§ Work required
Write out the whole listing word for word.
>> Begin
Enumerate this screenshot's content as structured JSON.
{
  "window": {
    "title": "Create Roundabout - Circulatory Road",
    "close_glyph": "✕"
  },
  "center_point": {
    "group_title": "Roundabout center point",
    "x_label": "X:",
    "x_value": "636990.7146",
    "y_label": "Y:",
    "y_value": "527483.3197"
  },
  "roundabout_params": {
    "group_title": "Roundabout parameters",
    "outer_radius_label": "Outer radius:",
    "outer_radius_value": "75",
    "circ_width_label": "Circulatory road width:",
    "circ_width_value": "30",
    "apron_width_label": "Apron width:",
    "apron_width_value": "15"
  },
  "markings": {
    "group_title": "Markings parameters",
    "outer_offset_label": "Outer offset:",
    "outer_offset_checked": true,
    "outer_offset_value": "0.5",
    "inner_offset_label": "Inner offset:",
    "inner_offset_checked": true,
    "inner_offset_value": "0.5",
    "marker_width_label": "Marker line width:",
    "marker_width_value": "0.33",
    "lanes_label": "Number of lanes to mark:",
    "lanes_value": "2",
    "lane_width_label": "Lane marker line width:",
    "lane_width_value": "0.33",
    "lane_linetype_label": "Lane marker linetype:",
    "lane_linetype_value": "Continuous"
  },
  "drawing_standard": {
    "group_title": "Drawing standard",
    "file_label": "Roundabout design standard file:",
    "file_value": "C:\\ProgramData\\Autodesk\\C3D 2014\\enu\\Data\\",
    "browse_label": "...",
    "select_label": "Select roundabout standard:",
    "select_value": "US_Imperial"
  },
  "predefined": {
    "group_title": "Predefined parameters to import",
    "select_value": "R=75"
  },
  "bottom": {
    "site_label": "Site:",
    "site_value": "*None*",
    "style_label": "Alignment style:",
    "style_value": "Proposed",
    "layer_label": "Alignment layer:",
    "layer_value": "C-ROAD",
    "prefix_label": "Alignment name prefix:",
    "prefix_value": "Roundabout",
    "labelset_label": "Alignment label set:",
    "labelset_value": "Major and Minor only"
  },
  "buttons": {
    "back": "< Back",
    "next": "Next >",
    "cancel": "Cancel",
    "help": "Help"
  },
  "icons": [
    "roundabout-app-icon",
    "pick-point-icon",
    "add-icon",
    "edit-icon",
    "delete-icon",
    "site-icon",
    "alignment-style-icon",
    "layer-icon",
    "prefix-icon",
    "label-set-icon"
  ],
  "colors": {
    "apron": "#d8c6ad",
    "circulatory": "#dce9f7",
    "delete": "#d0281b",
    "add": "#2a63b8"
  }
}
>> End
§ Completed exercise
Enumerate this screenshot's content as structured JSON.
{
  "window": {
    "title": "Create Roundabout - Circulatory Road",
    "close_glyph": "✕"
  },
  "center_point": {
    "group_title": "Roundabout center point",
    "x_label": "X:",
    "x_value": "636990.7146",
    "y_label": "Y:",
    "y_value": "527483.3197"
  },
  "roundabout_params": {
    "group_title": "Roundabout parameters",
    "outer_radius_label": "Outer radius:",
    "outer_radius_value": "75",
    "circ_width_label": "Circulatory road width:",
    "circ_width_value": "30",
    "apron_width_label": "Apron width:",
    "apron_width_value": "15"
  },
  "markings": {
    "group_title": "Markings parameters",
    "outer_offset_label": "Outer offset:",
    "outer_offset_checked": true,
    "outer_offset_value": "0.5",
    "inner_offset_label": "Inner offset:",
    "inner_offset_checked": true,
    "inner_offset_value": "0.5",
    "marker_width_label": "Marker line width:",
    "marker_width_value": "0.33",
    "lanes_label": "Number of lanes to mark:",
    "lanes_value": "2",
    "lane_width_label": "Lane marker line width:",
    "lane_width_value": "0.33",
    "lane_linetype_label": "Lane marker linetype:",
    "lane_linetype_value": "Continuous"
  },
  "drawing_standard": {
    "group_title": "Drawing standard",
    "file_label": "Roundabout design standard file:",
    "file_value": "C:\\ProgramData\\Autodesk\\C3D 2014\\enu\\Data\\",
    "browse_label": "...",
    "select_label": "Select roundabout standard:",
    "select_value": "US_Imperial"
  },
  "predefined": {
    "group_title": "Predefined parameters to import",
    "select_value": "R=75"
  },
  "bottom": {
    "site_label": "Site:",
    "site_value": "*None*",
    "style_label": "Alignment style:",
    "style_value": "Proposed",
    "layer_label": "Alignment layer:",
    "layer_value": "C-ROAD",
    "prefix_label": "Alignment name prefix:",
    "prefix_value": "Roundabout",
    "labelset_label": "Alignment label set:",
    "labelset_value": "Major and Minor only"
  },
  "buttons": {
    "back": "< Back",
    "next": "Next >",
    "cancel": "Cancel",
    "help": "Help"
  },
  "icons": [
    "roundabout-app-icon",
    "pick-point-icon",
    "add-icon",
    "edit-icon",
    "delete-icon",
    "site-icon",
    "alignment-style-icon",
    "layer-icon",
    "prefix-icon",
    "label-set-icon"
  ],
  "colors": {
    "apron": "#d8c6ad",
    "circulatory": "#dce9f7",
    "delete": "#d0281b",
    "add": "#2a63b8"
  }
}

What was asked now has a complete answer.